*Exercise*. Repeat each entry as written and leave the images out of the copy.

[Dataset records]
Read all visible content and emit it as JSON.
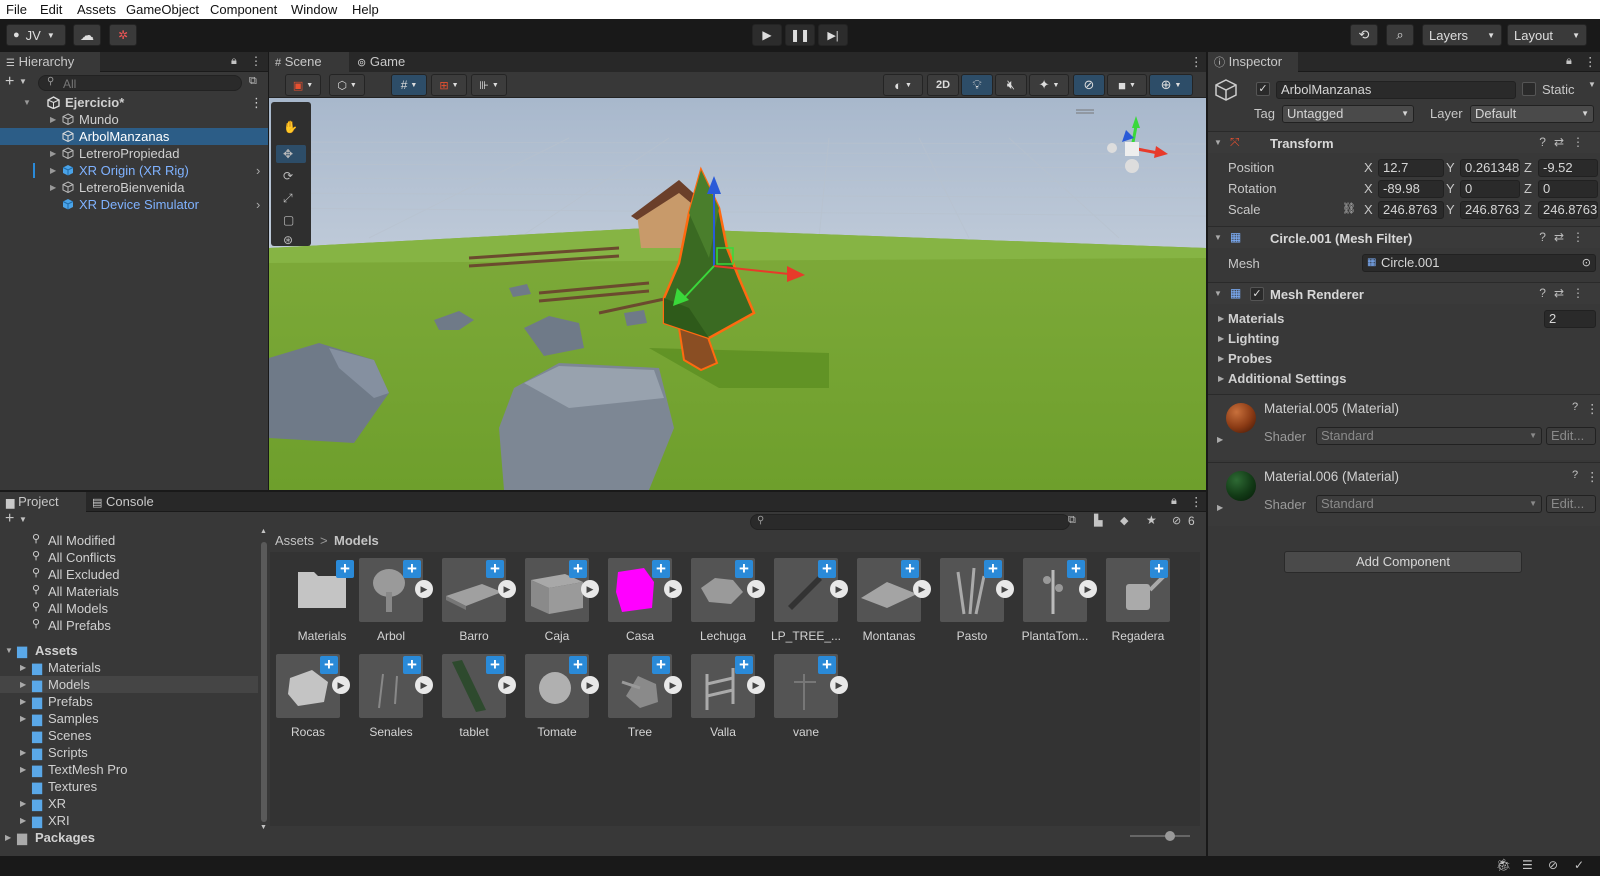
{
  "menubar": {
    "items": [
      "File",
      "Edit",
      "Assets",
      "GameObject",
      "Component",
      "Window",
      "Help"
    ]
  },
  "toolbar": {
    "account": "JV",
    "layers": "Layers",
    "layout": "Layout"
  },
  "hierarchy": {
    "tab": "Hierarchy",
    "search_placeholder": "All",
    "scene": "Ejercicio*",
    "items": [
      "Mundo",
      "ArbolManzanas",
      "LetreroPropiedad",
      "XR Origin (XR Rig)",
      "LetreroBienvenida",
      "XR Device Simulator"
    ]
  },
  "scene_view": {
    "tab_scene": "Scene",
    "tab_game": "Game",
    "mode_2d": "2D"
  },
  "project": {
    "tab_project": "Project",
    "tab_console": "Console",
    "favorites": [
      "All Modified",
      "All Conflicts",
      "All Excluded",
      "All Materials",
      "All Models",
      "All Prefabs"
    ],
    "assets_root": "Assets",
    "folders": [
      "Materials",
      "Models",
      "Prefabs",
      "Samples",
      "Scenes",
      "Scripts",
      "TextMesh Pro",
      "Textures",
      "XR",
      "XRI"
    ],
    "packages": "Packages",
    "breadcrumb_root": "Assets",
    "breadcrumb_sep": ">",
    "breadcrumb_current": "Models",
    "hidden_count": "6",
    "assets_row1": [
      "Materials",
      "Arbol",
      "Barro",
      "Caja",
      "Casa",
      "Lechuga",
      "LP_TREE_...",
      "Montanas",
      "Pasto",
      "PlantaTom...",
      "Regadera"
    ],
    "assets_row2": [
      "Rocas",
      "Senales",
      "tablet",
      "Tomate",
      "Tree",
      "Valla",
      "vane"
    ]
  },
  "inspector": {
    "tab": "Inspector",
    "object_name": "ArbolManzanas",
    "static_label": "Static",
    "tag_label": "Tag",
    "tag_value": "Untagged",
    "layer_label": "Layer",
    "layer_value": "Default",
    "transform": {
      "title": "Transform",
      "position_label": "Position",
      "px": "12.7",
      "py": "0.261348",
      "pz": "-9.52",
      "rotation_label": "Rotation",
      "rx": "-89.98",
      "ry": "0",
      "rz": "0",
      "scale_label": "Scale",
      "sx": "246.8763",
      "sy": "246.8763",
      "sz": "246.8763",
      "x": "X",
      "y": "Y",
      "z": "Z"
    },
    "mesh_filter": {
      "title": "Circle.001 (Mesh Filter)",
      "mesh_label": "Mesh",
      "mesh_value": "Circle.001"
    },
    "mesh_renderer": {
      "title": "Mesh Renderer",
      "materials_label": "Materials",
      "materials_count": "2",
      "lighting": "Lighting",
      "probes": "Probes",
      "additional": "Additional Settings"
    },
    "materials": [
      {
        "name": "Material.005 (Material)",
        "shader_label": "Shader",
        "shader": "Standard",
        "edit": "Edit...",
        "color": "#8a3a14"
      },
      {
        "name": "Material.006 (Material)",
        "shader_label": "Shader",
        "shader": "Standard",
        "edit": "Edit...",
        "color": "#123a16"
      }
    ],
    "add_component": "Add Component"
  },
  "colors": {
    "selection": "#2c5d87",
    "accent_blue": "#2a8ad8",
    "casa_thumb": "#ff00ff",
    "prefab_blue": "#7fb2ff"
  }
}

*Problem solution*.
Read all visible content and emit it as JSON.
{
  "menubar": {
    "items": [
      "File",
      "Edit",
      "Assets",
      "GameObject",
      "Component",
      "Window",
      "Help"
    ]
  },
  "toolbar": {
    "account": "JV",
    "layers": "Layers",
    "layout": "Layout"
  },
  "hierarchy": {
    "tab": "Hierarchy",
    "search_placeholder": "All",
    "scene": "Ejercicio*",
    "items": [
      "Mundo",
      "ArbolManzanas",
      "LetreroPropiedad",
      "XR Origin (XR Rig)",
      "LetreroBienvenida",
      "XR Device Simulator"
    ]
  },
  "scene_view": {
    "tab_scene": "Scene",
    "tab_game": "Game",
    "mode_2d": "2D"
  },
  "project": {
    "tab_project": "Project",
    "tab_console": "Console",
    "favorites": [
      "All Modified",
      "All Conflicts",
      "All Excluded",
      "All Materials",
      "All Models",
      "All Prefabs"
    ],
    "assets_root": "Assets",
    "folders": [
      "Materials",
      "Models",
      "Prefabs",
      "Samples",
      "Scenes",
      "Scripts",
      "TextMesh Pro",
      "Textures",
      "XR",
      "XRI"
    ],
    "packages": "Packages",
    "breadcrumb_root": "Assets",
    "breadcrumb_sep": ">",
    "breadcrumb_current": "Models",
    "hidden_count": "6",
    "assets_row1": [
      "Materials",
      "Arbol",
      "Barro",
      "Caja",
      "Casa",
      "Lechuga",
      "LP_TREE_...",
      "Montanas",
      "Pasto",
      "PlantaTom...",
      "Regadera"
    ],
    "assets_row2": [
      "Rocas",
      "Senales",
      "tablet",
      "Tomate",
      "Tree",
      "Valla",
      "vane"
    ]
  },
  "inspector": {
    "tab": "Inspector",
    "object_name": "ArbolManzanas",
    "static_label": "Static",
    "tag_label": "Tag",
    "tag_value": "Untagged",
    "layer_label": "Layer",
    "layer_value": "Default",
    "transform": {
      "title": "Transform",
      "position_label": "Position",
      "px": "12.7",
      "py": "0.261348",
      "pz": "-9.52",
      "rotation_label": "Rotation",
      "rx": "-89.98",
      "ry": "0",
      "rz": "0",
      "scale_label": "Scale",
      "sx": "246.8763",
      "sy": "246.8763",
      "sz": "246.8763",
      "x": "X",
      "y": "Y",
      "z": "Z"
    },
    "mesh_filter": {
      "title": "Circle.001 (Mesh Filter)",
      "mesh_label": "Mesh",
      "mesh_value": "Circle.001"
    },
    "mesh_renderer": {
      "title": "Mesh Renderer",
      "materials_label": "Materials",
      "materials_count": "2",
      "lighting": "Lighting",
      "probes": "Probes",
      "additional": "Additional Settings"
    },
    "materials": [
      {
        "name": "Material.005 (Material)",
        "shader_label": "Shader",
        "shader": "Standard",
        "edit": "Edit...",
        "color": "#8a3a14"
      },
      {
        "name": "Material.006 (Material)",
        "shader_label": "Shader",
        "shader": "Standard",
        "edit": "Edit...",
        "color": "#123a16"
      }
    ],
    "add_component": "Add Component"
  },
  "colors": {
    "selection": "#2c5d87",
    "accent_blue": "#2a8ad8",
    "casa_thumb": "#ff00ff",
    "prefab_blue": "#7fb2ff"
  }
}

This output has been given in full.